**Tarefas propostas:**
1. Como você resumiria em duas frases a análise do conto Nacionalidade?
2. Responda, com base na análise do conto Nacionalidade:
(a) Em que pessoa o conto é narrado?
(b) Qual é o nome do estabelecimento do barbeiro Zampinetti?
(c) Segundo Luciana Facchinetti, por que os italianos chegaram ao Brasil?
3. Quais pessoas e personagens são mencionados pelo nome na análise do conto Nacionalidade?

**Texto fornecido:**

Nacionalidade

Em meus tempos de criança paulistana, nos anos 1940, ainda restava algo do período áureo de afirmação, no espaço urbano, da primeira geração ítalo-brasileira. Mas, em meio á vasta experiência humana dos milhões de italianos, os descendentes que viveram na cidade, meu horizonte é pobre e limita-se praticamente a 10 ou 20 ruas do bairro do Brás e a pouca coisa do Bexiga. (RICUPERO, 2011, p.20)

Em linhas gerais entende se que a narrativa de Alcântara Machado consiste em descrever a realidade no cotidiano dos imigrantes italianos. Em o conto Nacionalidade o enunciado tem como proposta uma narrativa sobre a naturalização do imigrante, que embora seja fanático pela pátria italiana passara por processo de abrasileiramento atraído pela perspectiva de progresso econômico. No conto as palavras em caixa alta e em negrito é um grafismo que Alcântara utiliza enriquecer e dar ênfase ao texto. Narrado em terceira pessoa o conto apresenta como personagem central o Tranquillo Zampinetti.

Apesar do conto apresentar um tempo cronológico breve, nota que o tempo neste conto se torna mais longo que os analisados anteriormente percebemos esse alongamento é marcado da infância do filho mais novo de Zampinetti, até a formação superior ou seja até a fase adulta, e o tempo também consiste do enriquecimento até o  abrasileiramento de Zampinetti, nos espaços em branco que o livro exibe  nota se um síntese de ações que sinaliza a passagem de um momento para um seguinte. Outra marca de tempo se percebe quando dona Emília e Tranquillo Zampinetti se tornam avós.

 O autor narra a história de um simples comerciante, mas precisamente um  barbeiro proprietário do “Salão Mundial.” Ao relatar sobre o barbeiro Zampinetti, o autor faz do barbeiro uma figura igualmente para relatar o cotidiano de muitos italianos patrióticos, que ansiavam em preservar seus costumes e conservadorismo á pátria que um dia deixara. E como muitos dos seus conterrâneos o Tranquillo Zampinetti sonha em regressar a sua terra natal. A numeração 224-B e a rua do Gasômetro famoso bairro do Brás que o barbeiro se instalara fica subentendido como lugar que abrigara centenas de pessoas, esse tipo de moradia é  vista como cortiço

 

Luciana Facchinetti (2004) nos apresenta uma série de entrevistas pertinentes ao tema da imigração italiana, principalmente a ocorrida após a II guerra mundial. Segundo a autora, os italianos chegaram ao Brasil em decorrência de muitos sonhos terem sido destruídos, pois viveram por muito tempo sob a ilusão dos governantes fascistas.

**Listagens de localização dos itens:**
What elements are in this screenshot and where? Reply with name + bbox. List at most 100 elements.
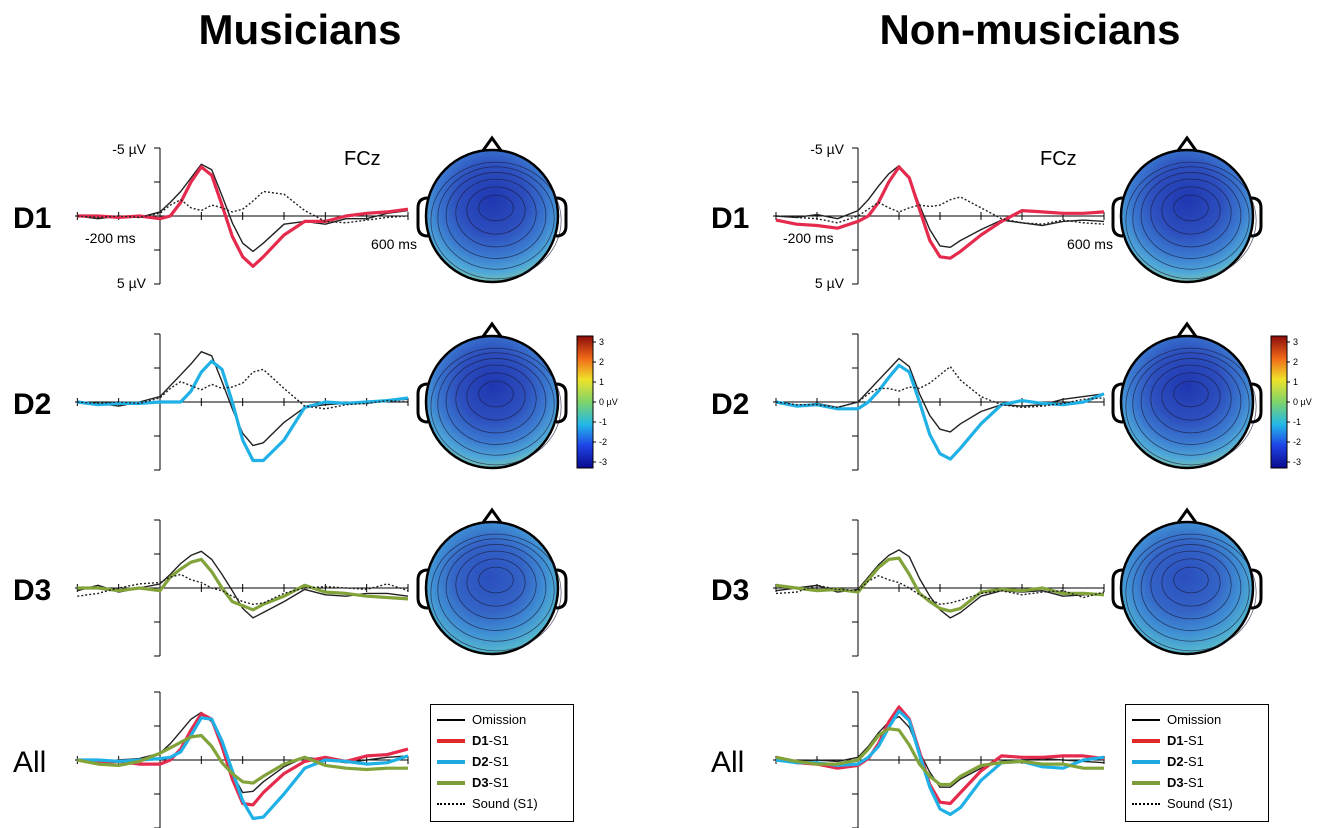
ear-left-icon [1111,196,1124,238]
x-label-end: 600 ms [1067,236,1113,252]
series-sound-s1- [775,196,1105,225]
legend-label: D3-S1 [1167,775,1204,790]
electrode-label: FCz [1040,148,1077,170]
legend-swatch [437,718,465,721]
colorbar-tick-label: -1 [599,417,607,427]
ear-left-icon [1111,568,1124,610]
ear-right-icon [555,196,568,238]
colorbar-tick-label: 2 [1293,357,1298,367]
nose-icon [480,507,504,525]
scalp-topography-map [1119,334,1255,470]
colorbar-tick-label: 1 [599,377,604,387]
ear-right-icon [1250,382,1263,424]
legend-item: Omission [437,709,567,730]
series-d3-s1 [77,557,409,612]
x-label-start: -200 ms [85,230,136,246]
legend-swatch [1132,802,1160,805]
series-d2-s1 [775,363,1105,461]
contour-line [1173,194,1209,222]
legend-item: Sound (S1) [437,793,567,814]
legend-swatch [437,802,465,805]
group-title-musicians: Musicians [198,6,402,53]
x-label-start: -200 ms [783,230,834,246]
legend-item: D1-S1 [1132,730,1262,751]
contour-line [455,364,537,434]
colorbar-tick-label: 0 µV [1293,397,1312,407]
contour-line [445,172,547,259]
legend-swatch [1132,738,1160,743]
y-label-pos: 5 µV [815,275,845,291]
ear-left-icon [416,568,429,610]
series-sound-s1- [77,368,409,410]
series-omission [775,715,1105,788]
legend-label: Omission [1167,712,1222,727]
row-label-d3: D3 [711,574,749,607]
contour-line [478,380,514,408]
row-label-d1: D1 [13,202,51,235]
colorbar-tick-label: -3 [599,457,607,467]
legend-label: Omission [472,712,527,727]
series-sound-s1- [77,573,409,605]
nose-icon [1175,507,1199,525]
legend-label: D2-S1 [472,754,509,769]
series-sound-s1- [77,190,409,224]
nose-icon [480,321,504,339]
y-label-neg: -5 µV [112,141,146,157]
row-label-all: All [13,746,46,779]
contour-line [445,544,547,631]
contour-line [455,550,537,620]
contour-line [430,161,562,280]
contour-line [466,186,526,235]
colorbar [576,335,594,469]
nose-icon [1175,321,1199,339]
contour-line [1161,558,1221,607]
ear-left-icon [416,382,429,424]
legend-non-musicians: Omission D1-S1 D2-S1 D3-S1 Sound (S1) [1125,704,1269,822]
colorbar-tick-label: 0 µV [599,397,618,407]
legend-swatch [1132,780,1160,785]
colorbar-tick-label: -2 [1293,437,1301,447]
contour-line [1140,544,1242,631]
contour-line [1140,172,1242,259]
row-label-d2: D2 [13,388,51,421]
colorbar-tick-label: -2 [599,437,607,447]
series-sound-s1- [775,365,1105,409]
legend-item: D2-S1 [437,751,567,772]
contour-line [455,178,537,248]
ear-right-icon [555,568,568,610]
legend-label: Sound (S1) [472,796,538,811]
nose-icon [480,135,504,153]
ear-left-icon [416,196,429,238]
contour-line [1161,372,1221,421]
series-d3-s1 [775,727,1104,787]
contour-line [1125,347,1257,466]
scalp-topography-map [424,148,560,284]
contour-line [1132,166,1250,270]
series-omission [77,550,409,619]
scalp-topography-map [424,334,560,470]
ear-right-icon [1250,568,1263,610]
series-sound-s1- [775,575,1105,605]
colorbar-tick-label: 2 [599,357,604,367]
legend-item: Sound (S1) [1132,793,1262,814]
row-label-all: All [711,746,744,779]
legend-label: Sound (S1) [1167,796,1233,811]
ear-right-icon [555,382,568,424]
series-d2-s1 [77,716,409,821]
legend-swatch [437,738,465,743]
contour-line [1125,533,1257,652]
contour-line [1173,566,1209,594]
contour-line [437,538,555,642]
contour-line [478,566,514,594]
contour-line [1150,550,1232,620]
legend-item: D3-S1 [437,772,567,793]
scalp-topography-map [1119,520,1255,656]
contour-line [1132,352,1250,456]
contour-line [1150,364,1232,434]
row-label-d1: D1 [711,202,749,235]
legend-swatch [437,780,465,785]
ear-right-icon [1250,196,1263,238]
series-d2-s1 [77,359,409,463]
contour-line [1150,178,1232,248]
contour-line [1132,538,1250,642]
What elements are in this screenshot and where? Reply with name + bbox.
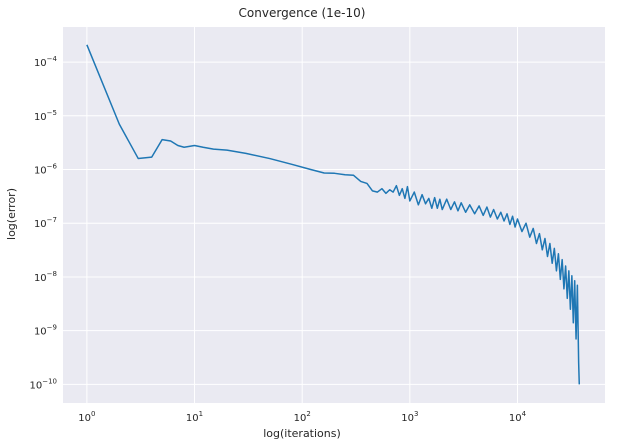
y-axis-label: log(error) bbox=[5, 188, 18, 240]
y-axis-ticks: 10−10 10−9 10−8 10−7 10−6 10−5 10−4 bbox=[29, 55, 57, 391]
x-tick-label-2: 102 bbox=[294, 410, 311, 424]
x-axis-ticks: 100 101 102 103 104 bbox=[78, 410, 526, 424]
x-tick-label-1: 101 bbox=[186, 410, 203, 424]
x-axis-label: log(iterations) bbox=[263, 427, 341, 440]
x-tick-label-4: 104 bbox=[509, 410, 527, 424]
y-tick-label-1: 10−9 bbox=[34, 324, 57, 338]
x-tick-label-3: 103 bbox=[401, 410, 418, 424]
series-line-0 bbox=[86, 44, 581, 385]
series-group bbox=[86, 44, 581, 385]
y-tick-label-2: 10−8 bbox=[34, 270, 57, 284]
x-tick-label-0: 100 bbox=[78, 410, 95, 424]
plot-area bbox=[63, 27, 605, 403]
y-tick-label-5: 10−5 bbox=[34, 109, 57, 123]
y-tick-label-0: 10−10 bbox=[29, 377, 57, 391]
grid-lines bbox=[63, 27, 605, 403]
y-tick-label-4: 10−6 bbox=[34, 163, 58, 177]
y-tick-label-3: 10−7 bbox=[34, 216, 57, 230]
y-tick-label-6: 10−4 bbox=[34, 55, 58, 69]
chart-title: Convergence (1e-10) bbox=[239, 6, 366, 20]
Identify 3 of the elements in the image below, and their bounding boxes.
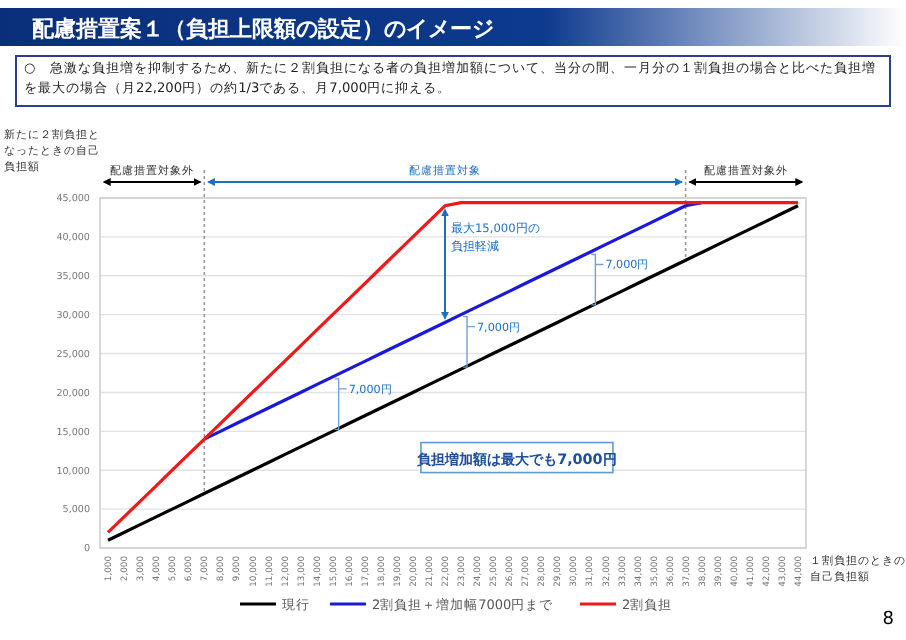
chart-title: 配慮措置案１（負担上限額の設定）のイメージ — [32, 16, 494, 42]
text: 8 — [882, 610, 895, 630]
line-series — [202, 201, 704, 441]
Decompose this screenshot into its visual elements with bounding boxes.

...

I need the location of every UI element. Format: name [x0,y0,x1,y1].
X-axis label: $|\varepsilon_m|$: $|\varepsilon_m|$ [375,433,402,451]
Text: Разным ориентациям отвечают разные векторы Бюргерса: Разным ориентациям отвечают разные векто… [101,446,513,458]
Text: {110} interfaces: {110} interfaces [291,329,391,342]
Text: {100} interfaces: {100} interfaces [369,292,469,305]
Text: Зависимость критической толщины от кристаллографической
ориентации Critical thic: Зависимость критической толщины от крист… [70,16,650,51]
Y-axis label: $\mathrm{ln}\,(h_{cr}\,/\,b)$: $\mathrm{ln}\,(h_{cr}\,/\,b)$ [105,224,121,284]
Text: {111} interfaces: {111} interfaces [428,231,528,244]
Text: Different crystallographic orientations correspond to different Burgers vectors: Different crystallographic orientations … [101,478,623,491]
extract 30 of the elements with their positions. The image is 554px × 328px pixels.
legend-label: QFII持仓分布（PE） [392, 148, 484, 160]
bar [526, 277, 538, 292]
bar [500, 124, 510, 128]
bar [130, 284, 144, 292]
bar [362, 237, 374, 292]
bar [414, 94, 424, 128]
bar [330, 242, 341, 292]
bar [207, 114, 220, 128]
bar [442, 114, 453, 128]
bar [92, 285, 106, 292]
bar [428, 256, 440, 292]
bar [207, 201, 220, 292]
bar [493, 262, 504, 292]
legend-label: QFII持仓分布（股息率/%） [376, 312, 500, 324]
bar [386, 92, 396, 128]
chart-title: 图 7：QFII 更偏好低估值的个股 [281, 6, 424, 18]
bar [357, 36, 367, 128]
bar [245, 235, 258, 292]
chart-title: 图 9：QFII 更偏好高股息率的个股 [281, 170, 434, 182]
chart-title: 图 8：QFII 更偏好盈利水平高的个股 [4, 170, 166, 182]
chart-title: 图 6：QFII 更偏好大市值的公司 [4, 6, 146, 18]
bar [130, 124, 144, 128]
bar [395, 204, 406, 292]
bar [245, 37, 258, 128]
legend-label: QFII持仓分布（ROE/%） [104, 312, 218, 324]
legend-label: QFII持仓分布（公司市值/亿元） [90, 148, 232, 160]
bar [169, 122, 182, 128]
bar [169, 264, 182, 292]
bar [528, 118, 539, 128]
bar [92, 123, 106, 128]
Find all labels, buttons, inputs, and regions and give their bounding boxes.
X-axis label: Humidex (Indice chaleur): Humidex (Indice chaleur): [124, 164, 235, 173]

**Respostas esperadas:**
1. O conto Nacionalidade, de Alcântara Machado, é narrado em terceira pessoa e trata da naturalização de Tranquillo Zampinetti, barbeiro dono do "Salão Mundial" no Brás, que, embora fanático pela pátria italiana e sonhando regressar à terra natal, passa por um processo de abrasileiramento atraído pela perspectiva de progresso econômico. O tempo do conto vai da infância do filho mais novo de Zampinetti até a formação superior e do enriquecimento até o abrasileiramento do barbeiro, e também é marcado pelo momento em que ele e dona Emília se tornam avós.

2.
(a) Em terceira pessoa.
(b) "Salão Mundial."
(c) Muitos sonhos deles tinham sido destruídos, pois viveram por muito tempo sob a ilusão dos governantes fascistas.

3. Ricupero, Alcântara Machado, Tranquillo Zampinetti, dona Emília, Luciana Facchinetti